>> BEGIN Data provided

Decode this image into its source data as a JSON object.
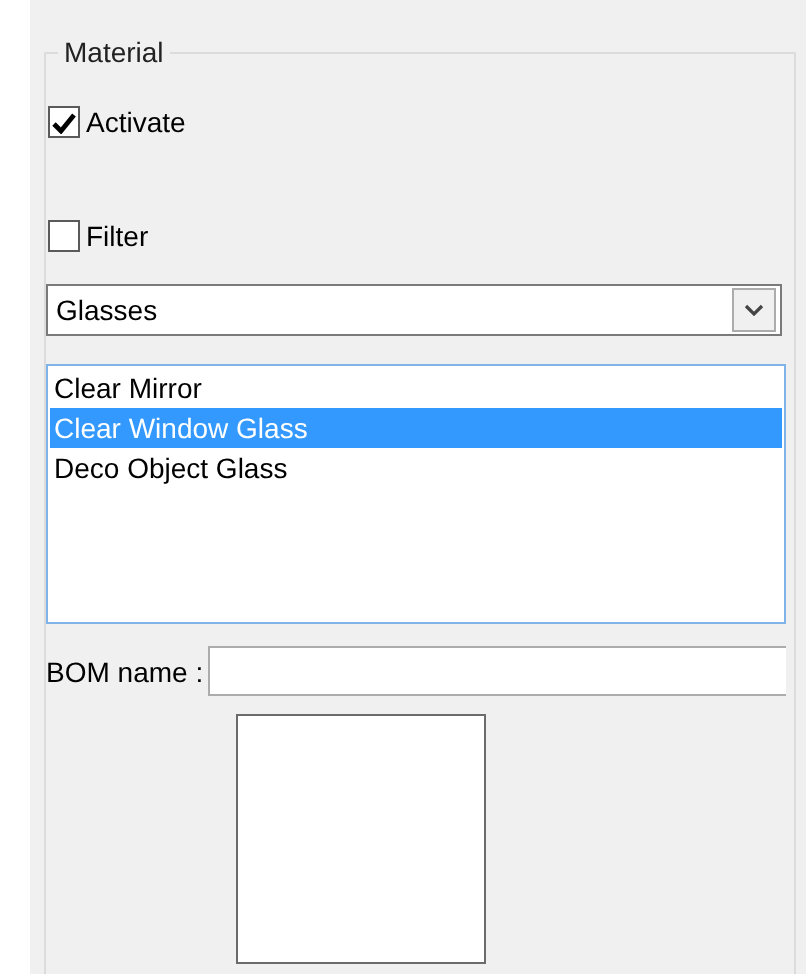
{
  "group": {
    "title": "Material"
  },
  "checkboxes": [
    {
      "label": "Activate",
      "checked": true
    },
    {
      "label": "Filter",
      "checked": false
    }
  ],
  "dropdown": {
    "value": "Glasses"
  },
  "list": [
    {
      "label": "Clear Mirror",
      "selected": false
    },
    {
      "label": "Clear Window Glass",
      "selected": true
    },
    {
      "label": "Deco Object Glass",
      "selected": false
    }
  ],
  "bom_name": {
    "label": "BOM name :"
  }
}
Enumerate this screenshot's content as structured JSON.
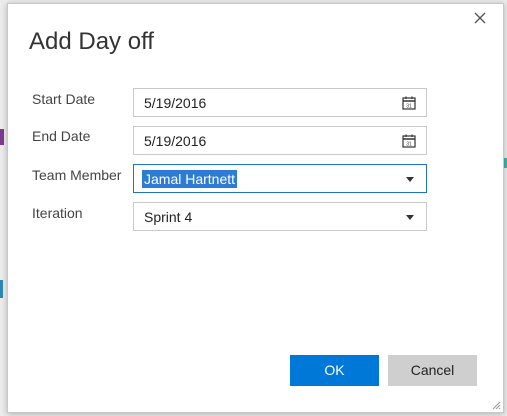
{
  "dialog": {
    "title": "Add Day off",
    "close_icon": "close-icon",
    "fields": {
      "start_date": {
        "label": "Start Date",
        "value": "5/19/2016",
        "icon": "calendar-icon"
      },
      "end_date": {
        "label": "End Date",
        "value": "5/19/2016",
        "icon": "calendar-icon"
      },
      "team_member": {
        "label": "Team Member",
        "value": "Jamal Hartnett",
        "icon": "chevron-down-icon"
      },
      "iteration": {
        "label": "Iteration",
        "value": "Sprint 4",
        "icon": "chevron-down-icon"
      }
    },
    "buttons": {
      "ok": "OK",
      "cancel": "Cancel"
    },
    "colors": {
      "primary": "#0078d7",
      "focus_border": "#1f74c6",
      "selection": "#2e7bd6",
      "secondary_button": "#cfcfcf"
    }
  }
}
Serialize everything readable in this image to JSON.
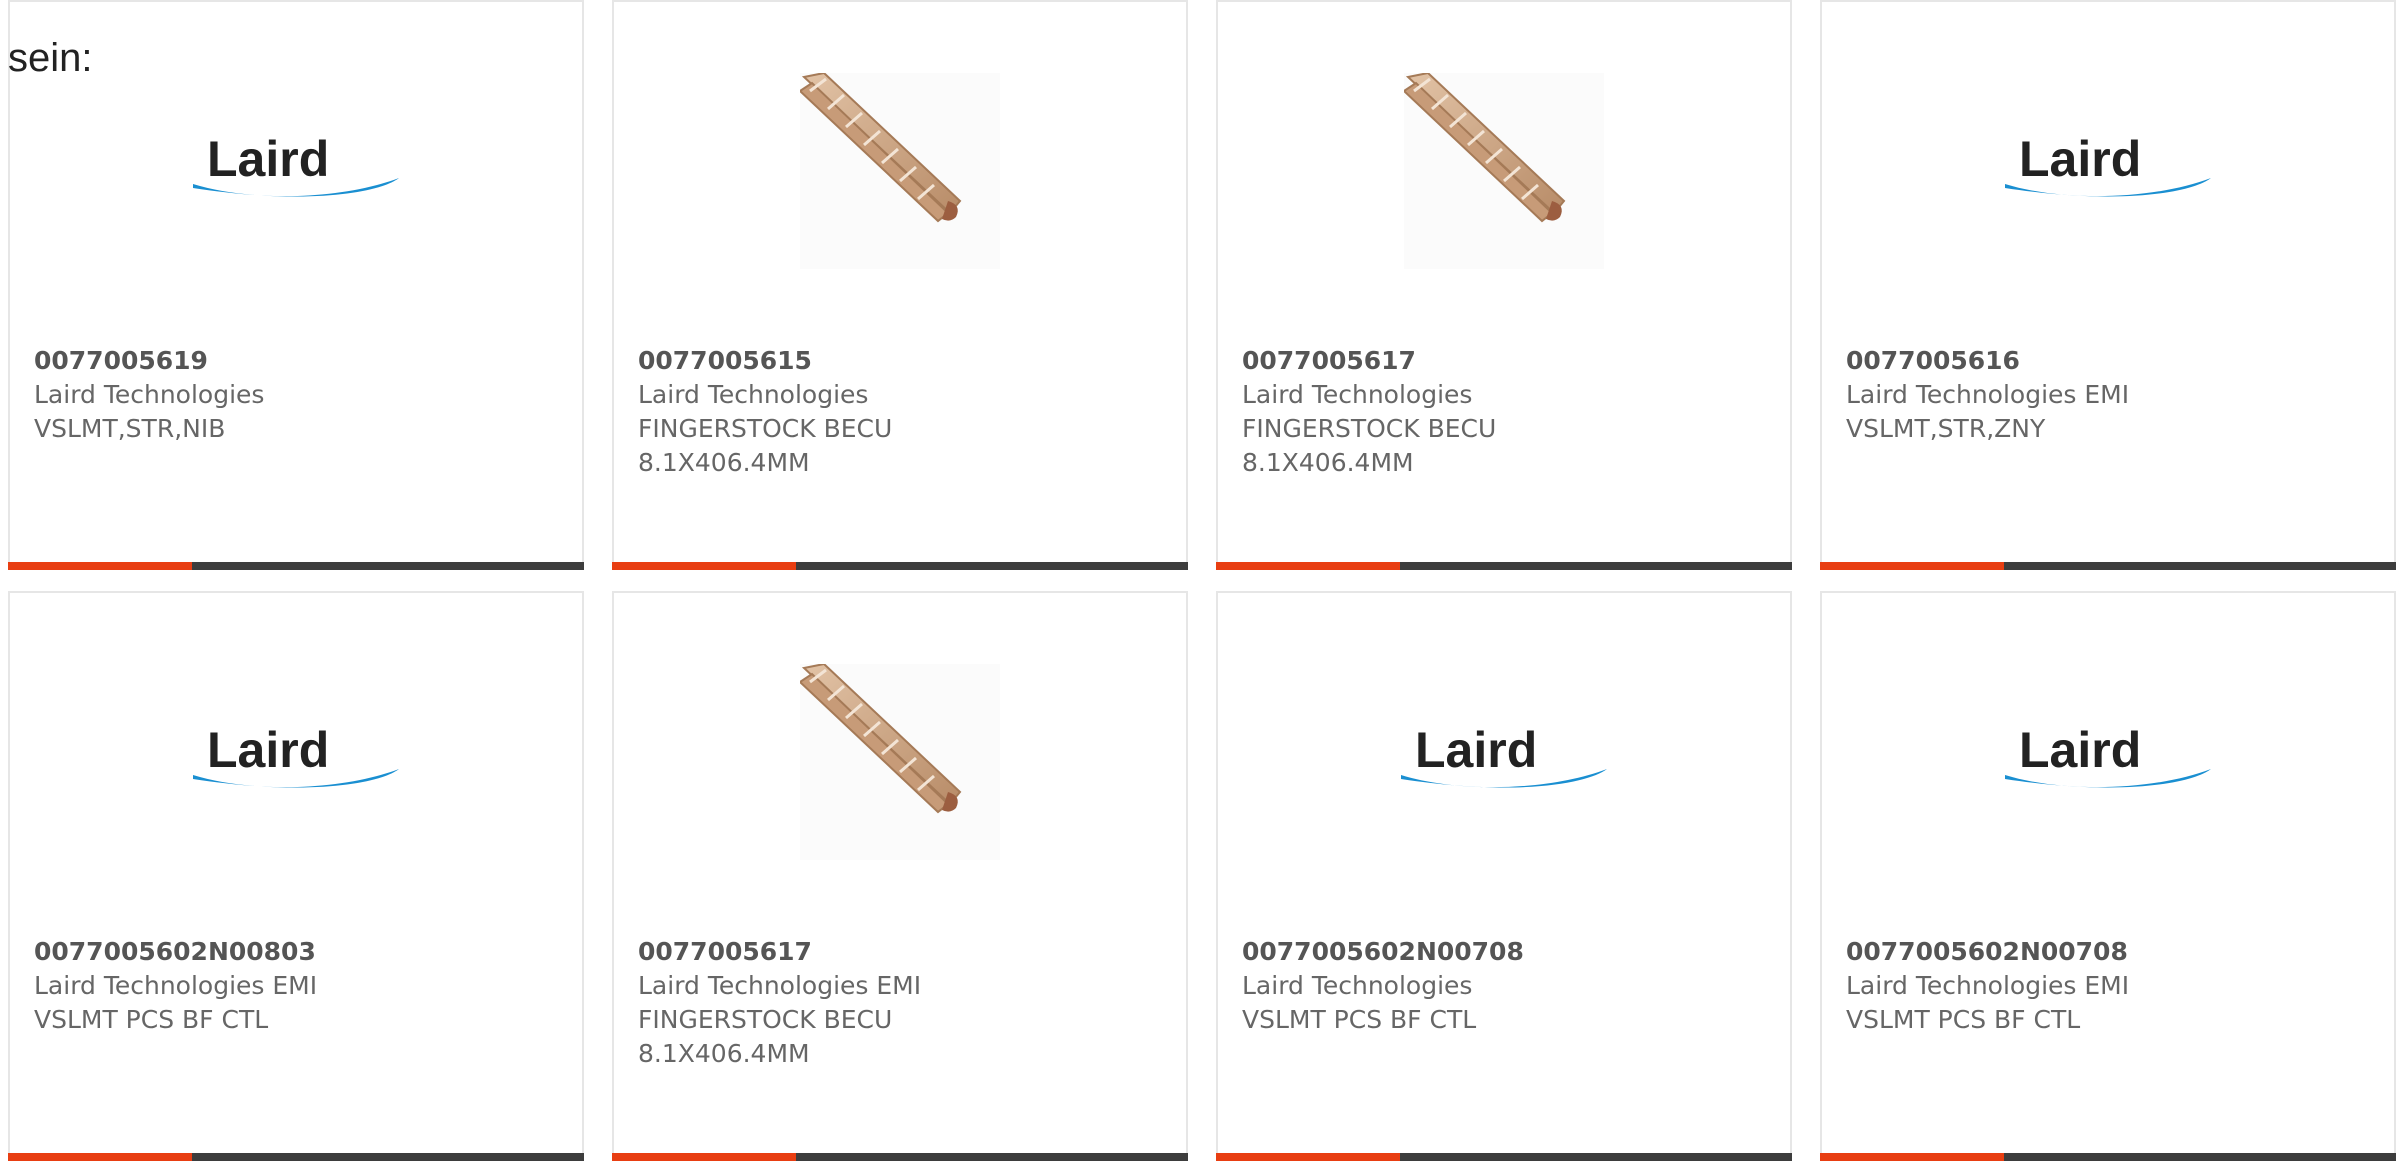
{
  "intro_text": "sein:",
  "colors": {
    "accent": "#e83e12",
    "bar": "#3d3d3d",
    "text": "#666666",
    "logo_blue": "#1a8fd1"
  },
  "logo_text": "Laird",
  "products": [
    {
      "part_number": "0077005619",
      "manufacturer": "Laird Technologies",
      "description": [
        "VSLMT,STR,NIB"
      ],
      "image": "laird-logo"
    },
    {
      "part_number": "0077005615",
      "manufacturer": "Laird Technologies",
      "description": [
        "FINGERSTOCK BECU",
        "8.1X406.4MM"
      ],
      "image": "fingerstock-photo"
    },
    {
      "part_number": "0077005617",
      "manufacturer": "Laird Technologies",
      "description": [
        "FINGERSTOCK BECU",
        "8.1X406.4MM"
      ],
      "image": "fingerstock-photo"
    },
    {
      "part_number": "0077005616",
      "manufacturer": "Laird Technologies EMI",
      "description": [
        "VSLMT,STR,ZNY"
      ],
      "image": "laird-logo"
    },
    {
      "part_number": "0077005602N00803",
      "manufacturer": "Laird Technologies EMI",
      "description": [
        "VSLMT PCS BF CTL"
      ],
      "image": "laird-logo"
    },
    {
      "part_number": "0077005617",
      "manufacturer": "Laird Technologies EMI",
      "description": [
        "FINGERSTOCK BECU",
        "8.1X406.4MM"
      ],
      "image": "fingerstock-photo"
    },
    {
      "part_number": "0077005602N00708",
      "manufacturer": "Laird Technologies",
      "description": [
        "VSLMT PCS BF CTL"
      ],
      "image": "laird-logo"
    },
    {
      "part_number": "0077005602N00708",
      "manufacturer": "Laird Technologies EMI",
      "description": [
        "VSLMT PCS BF CTL"
      ],
      "image": "laird-logo"
    }
  ]
}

>> END Data provided

#### Exercise brief
Set down the material above as is, without any pictures.

#### Solution to this task
Decode this image into its source data as a JSON object.
{
  "group": {
    "title": "Material"
  },
  "checkboxes": [
    {
      "label": "Activate",
      "checked": true
    },
    {
      "label": "Filter",
      "checked": false
    }
  ],
  "dropdown": {
    "value": "Glasses"
  },
  "list": [
    {
      "label": "Clear Mirror",
      "selected": false
    },
    {
      "label": "Clear Window Glass",
      "selected": true
    },
    {
      "label": "Deco Object Glass",
      "selected": false
    }
  ],
  "bom_name": {
    "label": "BOM name :"
  }
}
Enumerate this screenshot's content as structured JSON.
{
  "dialog": {
    "title": "Add Day off",
    "close_icon": "close-icon",
    "fields": {
      "start_date": {
        "label": "Start Date",
        "value": "5/19/2016",
        "icon": "calendar-icon"
      },
      "end_date": {
        "label": "End Date",
        "value": "5/19/2016",
        "icon": "calendar-icon"
      },
      "team_member": {
        "label": "Team Member",
        "value": "Jamal Hartnett",
        "icon": "chevron-down-icon"
      },
      "iteration": {
        "label": "Iteration",
        "value": "Sprint 4",
        "icon": "chevron-down-icon"
      }
    },
    "buttons": {
      "ok": "OK",
      "cancel": "Cancel"
    },
    "colors": {
      "primary": "#0078d7",
      "focus_border": "#1f74c6",
      "selection": "#2e7bd6",
      "secondary_button": "#cfcfcf"
    }
  }
}
Serialize everything readable in this image to JSON.
{
  "intro_text": "sein:",
  "colors": {
    "accent": "#e83e12",
    "bar": "#3d3d3d",
    "text": "#666666",
    "logo_blue": "#1a8fd1"
  },
  "logo_text": "Laird",
  "products": [
    {
      "part_number": "0077005619",
      "manufacturer": "Laird Technologies",
      "description": [
        "VSLMT,STR,NIB"
      ],
      "image": "laird-logo"
    },
    {
      "part_number": "0077005615",
      "manufacturer": "Laird Technologies",
      "description": [
        "FINGERSTOCK BECU",
        "8.1X406.4MM"
      ],
      "image": "fingerstock-photo"
    },
    {
      "part_number": "0077005617",
      "manufacturer": "Laird Technologies",
      "description": [
        "FINGERSTOCK BECU",
        "8.1X406.4MM"
      ],
      "image": "fingerstock-photo"
    },
    {
      "part_number": "0077005616",
      "manufacturer": "Laird Technologies EMI",
      "description": [
        "VSLMT,STR,ZNY"
      ],
      "image": "laird-logo"
    },
    {
      "part_number": "0077005602N00803",
      "manufacturer": "Laird Technologies EMI",
      "description": [
        "VSLMT PCS BF CTL"
      ],
      "image": "laird-logo"
    },
    {
      "part_number": "0077005617",
      "manufacturer": "Laird Technologies EMI",
      "description": [
        "FINGERSTOCK BECU",
        "8.1X406.4MM"
      ],
      "image": "fingerstock-photo"
    },
    {
      "part_number": "0077005602N00708",
      "manufacturer": "Laird Technologies",
      "description": [
        "VSLMT PCS BF CTL"
      ],
      "image": "laird-logo"
    },
    {
      "part_number": "0077005602N00708",
      "manufacturer": "Laird Technologies EMI",
      "description": [
        "VSLMT PCS BF CTL"
      ],
      "image": "laird-logo"
    }
  ]
}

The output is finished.